▸ Material supplied:
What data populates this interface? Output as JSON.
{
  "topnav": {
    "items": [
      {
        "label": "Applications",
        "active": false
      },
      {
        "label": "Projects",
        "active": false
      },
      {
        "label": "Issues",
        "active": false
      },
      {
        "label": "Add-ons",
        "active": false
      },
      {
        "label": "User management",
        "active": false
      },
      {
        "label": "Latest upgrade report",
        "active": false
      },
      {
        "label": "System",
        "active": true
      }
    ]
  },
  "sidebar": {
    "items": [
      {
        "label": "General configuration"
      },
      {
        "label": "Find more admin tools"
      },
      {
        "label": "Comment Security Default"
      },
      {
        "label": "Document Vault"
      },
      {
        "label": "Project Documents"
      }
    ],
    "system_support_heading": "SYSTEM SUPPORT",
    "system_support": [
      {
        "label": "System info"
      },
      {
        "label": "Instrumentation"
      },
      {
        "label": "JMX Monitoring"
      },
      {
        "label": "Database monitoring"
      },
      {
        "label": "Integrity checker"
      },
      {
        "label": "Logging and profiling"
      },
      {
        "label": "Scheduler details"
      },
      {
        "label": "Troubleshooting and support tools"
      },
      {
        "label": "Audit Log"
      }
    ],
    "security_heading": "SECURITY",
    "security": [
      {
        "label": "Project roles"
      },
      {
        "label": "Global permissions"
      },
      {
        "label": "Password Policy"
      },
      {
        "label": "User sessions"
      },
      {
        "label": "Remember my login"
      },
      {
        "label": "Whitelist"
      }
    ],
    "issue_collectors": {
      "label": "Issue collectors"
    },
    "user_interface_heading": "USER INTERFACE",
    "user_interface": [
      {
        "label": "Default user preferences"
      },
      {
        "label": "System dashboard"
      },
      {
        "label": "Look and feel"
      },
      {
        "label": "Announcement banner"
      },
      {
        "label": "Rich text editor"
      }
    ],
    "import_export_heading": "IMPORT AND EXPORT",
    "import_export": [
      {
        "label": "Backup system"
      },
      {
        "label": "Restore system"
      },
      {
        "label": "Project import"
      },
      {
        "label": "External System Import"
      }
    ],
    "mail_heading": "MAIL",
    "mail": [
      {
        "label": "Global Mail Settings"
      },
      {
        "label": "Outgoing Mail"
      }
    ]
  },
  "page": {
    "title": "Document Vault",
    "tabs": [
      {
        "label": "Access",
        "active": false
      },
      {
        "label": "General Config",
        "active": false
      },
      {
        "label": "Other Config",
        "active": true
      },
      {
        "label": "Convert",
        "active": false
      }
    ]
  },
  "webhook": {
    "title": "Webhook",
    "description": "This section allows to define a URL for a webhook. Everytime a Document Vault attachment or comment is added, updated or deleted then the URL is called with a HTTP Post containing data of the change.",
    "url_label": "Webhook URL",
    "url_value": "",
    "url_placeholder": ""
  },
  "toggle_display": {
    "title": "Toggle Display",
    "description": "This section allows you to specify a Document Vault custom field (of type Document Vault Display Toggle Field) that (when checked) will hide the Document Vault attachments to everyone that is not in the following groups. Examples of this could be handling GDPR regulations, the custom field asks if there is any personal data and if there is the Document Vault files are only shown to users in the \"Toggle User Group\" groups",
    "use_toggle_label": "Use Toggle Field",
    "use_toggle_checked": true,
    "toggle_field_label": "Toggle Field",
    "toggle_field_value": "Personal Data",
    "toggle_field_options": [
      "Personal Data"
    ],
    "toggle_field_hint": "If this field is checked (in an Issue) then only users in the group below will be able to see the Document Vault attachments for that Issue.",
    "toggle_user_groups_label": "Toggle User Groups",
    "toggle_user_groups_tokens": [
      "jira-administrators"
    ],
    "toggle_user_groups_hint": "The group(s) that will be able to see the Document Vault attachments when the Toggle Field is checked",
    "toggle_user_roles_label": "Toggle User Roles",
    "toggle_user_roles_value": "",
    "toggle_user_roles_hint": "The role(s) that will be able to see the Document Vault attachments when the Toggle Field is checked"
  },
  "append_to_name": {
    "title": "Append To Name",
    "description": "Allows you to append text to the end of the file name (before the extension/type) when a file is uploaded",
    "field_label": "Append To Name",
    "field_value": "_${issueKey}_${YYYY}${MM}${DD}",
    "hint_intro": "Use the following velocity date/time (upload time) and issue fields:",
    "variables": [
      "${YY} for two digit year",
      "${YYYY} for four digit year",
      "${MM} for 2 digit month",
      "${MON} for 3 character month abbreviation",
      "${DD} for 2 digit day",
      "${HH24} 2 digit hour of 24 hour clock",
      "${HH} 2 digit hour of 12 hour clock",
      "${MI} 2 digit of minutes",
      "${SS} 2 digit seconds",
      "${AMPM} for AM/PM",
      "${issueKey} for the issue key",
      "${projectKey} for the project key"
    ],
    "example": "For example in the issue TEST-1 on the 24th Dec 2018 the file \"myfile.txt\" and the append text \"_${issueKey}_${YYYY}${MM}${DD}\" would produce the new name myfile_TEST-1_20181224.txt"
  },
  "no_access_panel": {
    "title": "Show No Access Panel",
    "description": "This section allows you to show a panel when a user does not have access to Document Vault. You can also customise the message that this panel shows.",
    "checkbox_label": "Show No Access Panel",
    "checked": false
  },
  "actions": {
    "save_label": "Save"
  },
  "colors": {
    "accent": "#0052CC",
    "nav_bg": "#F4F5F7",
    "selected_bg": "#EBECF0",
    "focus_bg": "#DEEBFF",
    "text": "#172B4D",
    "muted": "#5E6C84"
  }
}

▸ Requirements: For each line of the listing that holds the word "text", show that line.

▸ Result of this task:
        "label": "Rich text editor"
    "description": "Allows you to append text to the end of the file name (before the extension/type) when a file is uploaded",
    "example": "For example in the issue TEST-1 on the 24th Dec 2018 the file \"myfile.txt\" and the append text \"_${issueKey}_${YYYY}${MM}${DD}\" would produce the new name myfile_TEST-1_20181224.txt"
    "text": "#172B4D",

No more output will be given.